(Extracted data entries)

----------------------------------------

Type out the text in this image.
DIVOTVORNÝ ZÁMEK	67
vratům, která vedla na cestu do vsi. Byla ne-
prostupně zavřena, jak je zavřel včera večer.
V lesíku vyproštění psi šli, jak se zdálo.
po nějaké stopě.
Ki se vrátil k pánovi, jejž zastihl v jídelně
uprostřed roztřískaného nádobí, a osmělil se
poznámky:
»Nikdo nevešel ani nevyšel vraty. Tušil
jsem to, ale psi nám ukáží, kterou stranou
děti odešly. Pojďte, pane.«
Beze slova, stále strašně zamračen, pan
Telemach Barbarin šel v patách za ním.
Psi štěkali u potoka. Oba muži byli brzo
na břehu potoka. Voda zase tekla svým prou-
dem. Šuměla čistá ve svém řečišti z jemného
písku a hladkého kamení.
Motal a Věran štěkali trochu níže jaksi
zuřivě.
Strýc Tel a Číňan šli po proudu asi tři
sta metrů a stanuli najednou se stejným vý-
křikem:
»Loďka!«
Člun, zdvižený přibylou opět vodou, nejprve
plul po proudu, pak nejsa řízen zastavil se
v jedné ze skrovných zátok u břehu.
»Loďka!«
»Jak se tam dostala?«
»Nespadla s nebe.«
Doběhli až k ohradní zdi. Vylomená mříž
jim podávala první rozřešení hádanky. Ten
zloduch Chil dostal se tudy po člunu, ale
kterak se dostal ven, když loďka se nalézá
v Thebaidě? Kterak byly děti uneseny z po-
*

----------------------------------------

*BRIEF*
Give all of the entries again, word for word.

*RESULT OF THIS EXERCISE*
Type out the text in this image.
DIVOTVORNÝ ZÁMEK	67
vratům, která vedla na cestu do vsi. Byla ne-
prostupně zavřena, jak je zavřel včera večer.
V lesíku vyproštění psi šli, jak se zdálo.
po nějaké stopě.
Ki se vrátil k pánovi, jejž zastihl v jídelně
uprostřed roztřískaného nádobí, a osmělil se
poznámky:
»Nikdo nevešel ani nevyšel vraty. Tušil
jsem to, ale psi nám ukáží, kterou stranou
děti odešly. Pojďte, pane.«
Beze slova, stále strašně zamračen, pan
Telemach Barbarin šel v patách za ním.
Psi štěkali u potoka. Oba muži byli brzo
na břehu potoka. Voda zase tekla svým prou-
dem. Šuměla čistá ve svém řečišti z jemného
písku a hladkého kamení.
Motal a Věran štěkali trochu níže jaksi
zuřivě.
Strýc Tel a Číňan šli po proudu asi tři
sta metrů a stanuli najednou se stejným vý-
křikem:
»Loďka!«
Člun, zdvižený přibylou opět vodou, nejprve
plul po proudu, pak nejsa řízen zastavil se
v jedné ze skrovných zátok u břehu.
»Loďka!«
»Jak se tam dostala?«
»Nespadla s nebe.«
Doběhli až k ohradní zdi. Vylomená mříž
jim podávala první rozřešení hádanky. Ten
zloduch Chil dostal se tudy po člunu, ale
kterak se dostal ven, když loďka se nalézá
v Thebaidě? Kterak byly děti uneseny z po-
*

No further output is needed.